> [RECORDS SHOWN]:

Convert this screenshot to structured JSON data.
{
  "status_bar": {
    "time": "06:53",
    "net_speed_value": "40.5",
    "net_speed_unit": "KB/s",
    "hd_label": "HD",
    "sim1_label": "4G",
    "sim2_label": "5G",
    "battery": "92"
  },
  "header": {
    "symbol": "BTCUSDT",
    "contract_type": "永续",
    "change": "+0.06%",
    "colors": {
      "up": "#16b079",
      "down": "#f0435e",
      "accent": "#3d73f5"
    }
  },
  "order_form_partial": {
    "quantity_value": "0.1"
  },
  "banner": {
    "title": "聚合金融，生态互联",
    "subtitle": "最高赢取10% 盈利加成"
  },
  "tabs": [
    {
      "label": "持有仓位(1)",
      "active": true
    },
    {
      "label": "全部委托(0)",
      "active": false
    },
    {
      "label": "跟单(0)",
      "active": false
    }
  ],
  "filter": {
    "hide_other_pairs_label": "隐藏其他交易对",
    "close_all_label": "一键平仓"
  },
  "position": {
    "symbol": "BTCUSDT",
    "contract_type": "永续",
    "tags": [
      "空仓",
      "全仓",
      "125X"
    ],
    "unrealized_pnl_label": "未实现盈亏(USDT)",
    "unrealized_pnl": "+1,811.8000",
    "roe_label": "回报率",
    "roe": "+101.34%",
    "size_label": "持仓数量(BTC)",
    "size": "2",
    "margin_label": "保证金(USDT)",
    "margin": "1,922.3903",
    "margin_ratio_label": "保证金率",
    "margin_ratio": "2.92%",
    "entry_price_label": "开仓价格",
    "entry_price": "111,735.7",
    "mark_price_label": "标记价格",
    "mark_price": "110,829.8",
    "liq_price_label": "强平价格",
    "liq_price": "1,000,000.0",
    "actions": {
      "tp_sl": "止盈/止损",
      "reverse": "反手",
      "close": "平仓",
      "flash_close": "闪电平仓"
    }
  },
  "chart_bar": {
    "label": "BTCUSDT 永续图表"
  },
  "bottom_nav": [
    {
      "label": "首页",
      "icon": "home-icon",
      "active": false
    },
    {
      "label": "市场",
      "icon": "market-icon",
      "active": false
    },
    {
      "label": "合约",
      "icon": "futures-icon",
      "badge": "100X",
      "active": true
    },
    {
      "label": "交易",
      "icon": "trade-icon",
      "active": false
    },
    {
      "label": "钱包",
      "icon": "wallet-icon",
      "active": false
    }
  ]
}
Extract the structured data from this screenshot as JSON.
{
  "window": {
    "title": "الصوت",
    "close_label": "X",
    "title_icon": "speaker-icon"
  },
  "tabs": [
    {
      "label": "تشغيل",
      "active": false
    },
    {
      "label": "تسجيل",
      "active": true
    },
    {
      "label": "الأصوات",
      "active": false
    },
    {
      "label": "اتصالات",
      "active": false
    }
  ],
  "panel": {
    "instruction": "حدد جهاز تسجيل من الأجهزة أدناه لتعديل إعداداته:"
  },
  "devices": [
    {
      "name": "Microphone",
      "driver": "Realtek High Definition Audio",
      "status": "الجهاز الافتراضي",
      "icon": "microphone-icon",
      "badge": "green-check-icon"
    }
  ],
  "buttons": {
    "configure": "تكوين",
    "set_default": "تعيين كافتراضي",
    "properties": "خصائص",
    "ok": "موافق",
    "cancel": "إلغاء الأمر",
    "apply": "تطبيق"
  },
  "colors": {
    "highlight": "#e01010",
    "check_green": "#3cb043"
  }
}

> [PROBLEM TO SOLVE]:
Tally the lines holding the string "JSON" and give only the count.

> [EXERCISE ANSWER]:
2